• [To do] Every entry has to be restated word for word.

App and web page records:

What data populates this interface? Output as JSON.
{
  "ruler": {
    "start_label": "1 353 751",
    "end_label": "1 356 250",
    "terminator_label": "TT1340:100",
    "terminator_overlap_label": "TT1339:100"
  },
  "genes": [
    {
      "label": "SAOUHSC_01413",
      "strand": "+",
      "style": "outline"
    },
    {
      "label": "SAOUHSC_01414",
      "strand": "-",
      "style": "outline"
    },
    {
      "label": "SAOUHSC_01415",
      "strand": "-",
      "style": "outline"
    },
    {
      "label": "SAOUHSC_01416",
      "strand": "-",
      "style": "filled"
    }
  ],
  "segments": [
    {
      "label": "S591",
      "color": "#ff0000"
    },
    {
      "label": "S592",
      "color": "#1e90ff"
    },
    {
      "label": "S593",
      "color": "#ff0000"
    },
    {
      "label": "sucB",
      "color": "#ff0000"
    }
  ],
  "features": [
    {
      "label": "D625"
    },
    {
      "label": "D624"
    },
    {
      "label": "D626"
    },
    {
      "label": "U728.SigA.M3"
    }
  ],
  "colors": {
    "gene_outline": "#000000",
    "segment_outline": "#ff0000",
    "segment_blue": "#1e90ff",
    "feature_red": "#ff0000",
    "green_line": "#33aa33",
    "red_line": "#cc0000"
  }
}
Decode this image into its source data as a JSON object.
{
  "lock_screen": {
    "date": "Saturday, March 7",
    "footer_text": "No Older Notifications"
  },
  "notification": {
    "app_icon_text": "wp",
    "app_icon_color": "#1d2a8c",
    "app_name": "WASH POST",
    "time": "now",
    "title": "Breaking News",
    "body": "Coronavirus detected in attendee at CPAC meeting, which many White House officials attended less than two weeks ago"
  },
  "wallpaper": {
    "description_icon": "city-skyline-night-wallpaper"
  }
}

• [Exercise output]
What data populates this interface? Output as JSON.
{
  "ruler": {
    "start_label": "1 353 751",
    "end_label": "1 356 250",
    "terminator_label": "TT1340:100",
    "terminator_overlap_label": "TT1339:100"
  },
  "genes": [
    {
      "label": "SAOUHSC_01413",
      "strand": "+",
      "style": "outline"
    },
    {
      "label": "SAOUHSC_01414",
      "strand": "-",
      "style": "outline"
    },
    {
      "label": "SAOUHSC_01415",
      "strand": "-",
      "style": "outline"
    },
    {
      "label": "SAOUHSC_01416",
      "strand": "-",
      "style": "filled"
    }
  ],
  "segments": [
    {
      "label": "S591",
      "color": "#ff0000"
    },
    {
      "label": "S592",
      "color": "#1e90ff"
    },
    {
      "label": "S593",
      "color": "#ff0000"
    },
    {
      "label": "sucB",
      "color": "#ff0000"
    }
  ],
  "features": [
    {
      "label": "D625"
    },
    {
      "label": "D624"
    },
    {
      "label": "D626"
    },
    {
      "label": "U728.SigA.M3"
    }
  ],
  "colors": {
    "gene_outline": "#000000",
    "segment_outline": "#ff0000",
    "segment_blue": "#1e90ff",
    "feature_red": "#ff0000",
    "green_line": "#33aa33",
    "red_line": "#cc0000"
  }
}
Decode this image into its source data as a JSON object.
{
  "lock_screen": {
    "date": "Saturday, March 7",
    "footer_text": "No Older Notifications"
  },
  "notification": {
    "app_icon_text": "wp",
    "app_icon_color": "#1d2a8c",
    "app_name": "WASH POST",
    "time": "now",
    "title": "Breaking News",
    "body": "Coronavirus detected in attendee at CPAC meeting, which many White House officials attended less than two weeks ago"
  },
  "wallpaper": {
    "description_icon": "city-skyline-night-wallpaper"
  }
}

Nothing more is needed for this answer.